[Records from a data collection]
========
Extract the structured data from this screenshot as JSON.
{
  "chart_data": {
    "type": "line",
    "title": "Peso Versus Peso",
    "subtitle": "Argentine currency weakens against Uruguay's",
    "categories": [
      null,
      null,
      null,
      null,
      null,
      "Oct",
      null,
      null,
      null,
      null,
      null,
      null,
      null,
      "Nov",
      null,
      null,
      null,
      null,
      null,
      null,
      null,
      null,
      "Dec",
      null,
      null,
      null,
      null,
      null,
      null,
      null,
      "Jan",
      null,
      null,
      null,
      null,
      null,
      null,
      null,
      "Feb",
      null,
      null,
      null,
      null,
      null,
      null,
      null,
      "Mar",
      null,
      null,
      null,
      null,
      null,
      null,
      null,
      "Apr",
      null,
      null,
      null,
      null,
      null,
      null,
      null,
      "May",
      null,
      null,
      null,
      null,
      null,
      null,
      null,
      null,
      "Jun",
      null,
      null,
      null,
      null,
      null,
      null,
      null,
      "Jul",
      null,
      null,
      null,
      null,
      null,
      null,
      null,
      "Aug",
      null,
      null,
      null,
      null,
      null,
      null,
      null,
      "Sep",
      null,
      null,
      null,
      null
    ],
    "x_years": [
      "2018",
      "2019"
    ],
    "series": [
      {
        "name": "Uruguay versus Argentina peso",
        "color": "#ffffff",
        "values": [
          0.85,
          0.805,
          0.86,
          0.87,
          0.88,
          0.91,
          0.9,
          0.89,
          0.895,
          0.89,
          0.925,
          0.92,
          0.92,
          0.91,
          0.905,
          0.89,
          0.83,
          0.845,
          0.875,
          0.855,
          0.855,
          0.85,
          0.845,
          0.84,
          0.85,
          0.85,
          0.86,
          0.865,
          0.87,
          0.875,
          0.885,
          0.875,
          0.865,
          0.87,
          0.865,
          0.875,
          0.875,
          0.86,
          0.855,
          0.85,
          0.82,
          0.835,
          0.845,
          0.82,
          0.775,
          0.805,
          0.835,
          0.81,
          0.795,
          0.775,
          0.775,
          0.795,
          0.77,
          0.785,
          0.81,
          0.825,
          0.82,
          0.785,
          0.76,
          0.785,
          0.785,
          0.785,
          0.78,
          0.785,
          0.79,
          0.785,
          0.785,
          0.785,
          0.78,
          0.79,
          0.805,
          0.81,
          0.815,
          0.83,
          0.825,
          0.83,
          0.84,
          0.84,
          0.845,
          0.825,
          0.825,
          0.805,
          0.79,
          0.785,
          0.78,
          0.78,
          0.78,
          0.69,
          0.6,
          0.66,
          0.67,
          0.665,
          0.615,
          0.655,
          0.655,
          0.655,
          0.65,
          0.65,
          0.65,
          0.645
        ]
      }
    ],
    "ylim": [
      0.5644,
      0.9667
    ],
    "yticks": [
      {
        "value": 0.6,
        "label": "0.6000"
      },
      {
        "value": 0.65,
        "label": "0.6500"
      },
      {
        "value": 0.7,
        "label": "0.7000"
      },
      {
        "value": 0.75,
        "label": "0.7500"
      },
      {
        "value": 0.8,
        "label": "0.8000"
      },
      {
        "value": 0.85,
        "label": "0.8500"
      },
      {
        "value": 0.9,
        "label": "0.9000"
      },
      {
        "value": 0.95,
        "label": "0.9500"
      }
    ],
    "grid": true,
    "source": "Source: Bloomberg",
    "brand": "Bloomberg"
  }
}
========
**Written problem**
Extract the whole listing, character for character.

**Expected output**
Extract the structured data from this screenshot as JSON.
{
  "chart_data": {
    "type": "line",
    "title": "Peso Versus Peso",
    "subtitle": "Argentine currency weakens against Uruguay's",
    "categories": [
      null,
      null,
      null,
      null,
      null,
      "Oct",
      null,
      null,
      null,
      null,
      null,
      null,
      null,
      "Nov",
      null,
      null,
      null,
      null,
      null,
      null,
      null,
      null,
      "Dec",
      null,
      null,
      null,
      null,
      null,
      null,
      null,
      "Jan",
      null,
      null,
      null,
      null,
      null,
      null,
      null,
      "Feb",
      null,
      null,
      null,
      null,
      null,
      null,
      null,
      "Mar",
      null,
      null,
      null,
      null,
      null,
      null,
      null,
      "Apr",
      null,
      null,
      null,
      null,
      null,
      null,
      null,
      "May",
      null,
      null,
      null,
      null,
      null,
      null,
      null,
      null,
      "Jun",
      null,
      null,
      null,
      null,
      null,
      null,
      null,
      "Jul",
      null,
      null,
      null,
      null,
      null,
      null,
      null,
      "Aug",
      null,
      null,
      null,
      null,
      null,
      null,
      null,
      "Sep",
      null,
      null,
      null,
      null
    ],
    "x_years": [
      "2018",
      "2019"
    ],
    "series": [
      {
        "name": "Uruguay versus Argentina peso",
        "color": "#ffffff",
        "values": [
          0.85,
          0.805,
          0.86,
          0.87,
          0.88,
          0.91,
          0.9,
          0.89,
          0.895,
          0.89,
          0.925,
          0.92,
          0.92,
          0.91,
          0.905,
          0.89,
          0.83,
          0.845,
          0.875,
          0.855,
          0.855,
          0.85,
          0.845,
          0.84,
          0.85,
          0.85,
          0.86,
          0.865,
          0.87,
          0.875,
          0.885,
          0.875,
          0.865,
          0.87,
          0.865,
          0.875,
          0.875,
          0.86,
          0.855,
          0.85,
          0.82,
          0.835,
          0.845,
          0.82,
          0.775,
          0.805,
          0.835,
          0.81,
          0.795,
          0.775,
          0.775,
          0.795,
          0.77,
          0.785,
          0.81,
          0.825,
          0.82,
          0.785,
          0.76,
          0.785,
          0.785,
          0.785,
          0.78,
          0.785,
          0.79,
          0.785,
          0.785,
          0.785,
          0.78,
          0.79,
          0.805,
          0.81,
          0.815,
          0.83,
          0.825,
          0.83,
          0.84,
          0.84,
          0.845,
          0.825,
          0.825,
          0.805,
          0.79,
          0.785,
          0.78,
          0.78,
          0.78,
          0.69,
          0.6,
          0.66,
          0.67,
          0.665,
          0.615,
          0.655,
          0.655,
          0.655,
          0.65,
          0.65,
          0.65,
          0.645
        ]
      }
    ],
    "ylim": [
      0.5644,
      0.9667
    ],
    "yticks": [
      {
        "value": 0.6,
        "label": "0.6000"
      },
      {
        "value": 0.65,
        "label": "0.6500"
      },
      {
        "value": 0.7,
        "label": "0.7000"
      },
      {
        "value": 0.75,
        "label": "0.7500"
      },
      {
        "value": 0.8,
        "label": "0.8000"
      },
      {
        "value": 0.85,
        "label": "0.8500"
      },
      {
        "value": 0.9,
        "label": "0.9000"
      },
      {
        "value": 0.95,
        "label": "0.9500"
      }
    ],
    "grid": true,
    "source": "Source: Bloomberg",
    "brand": "Bloomberg"
  }
}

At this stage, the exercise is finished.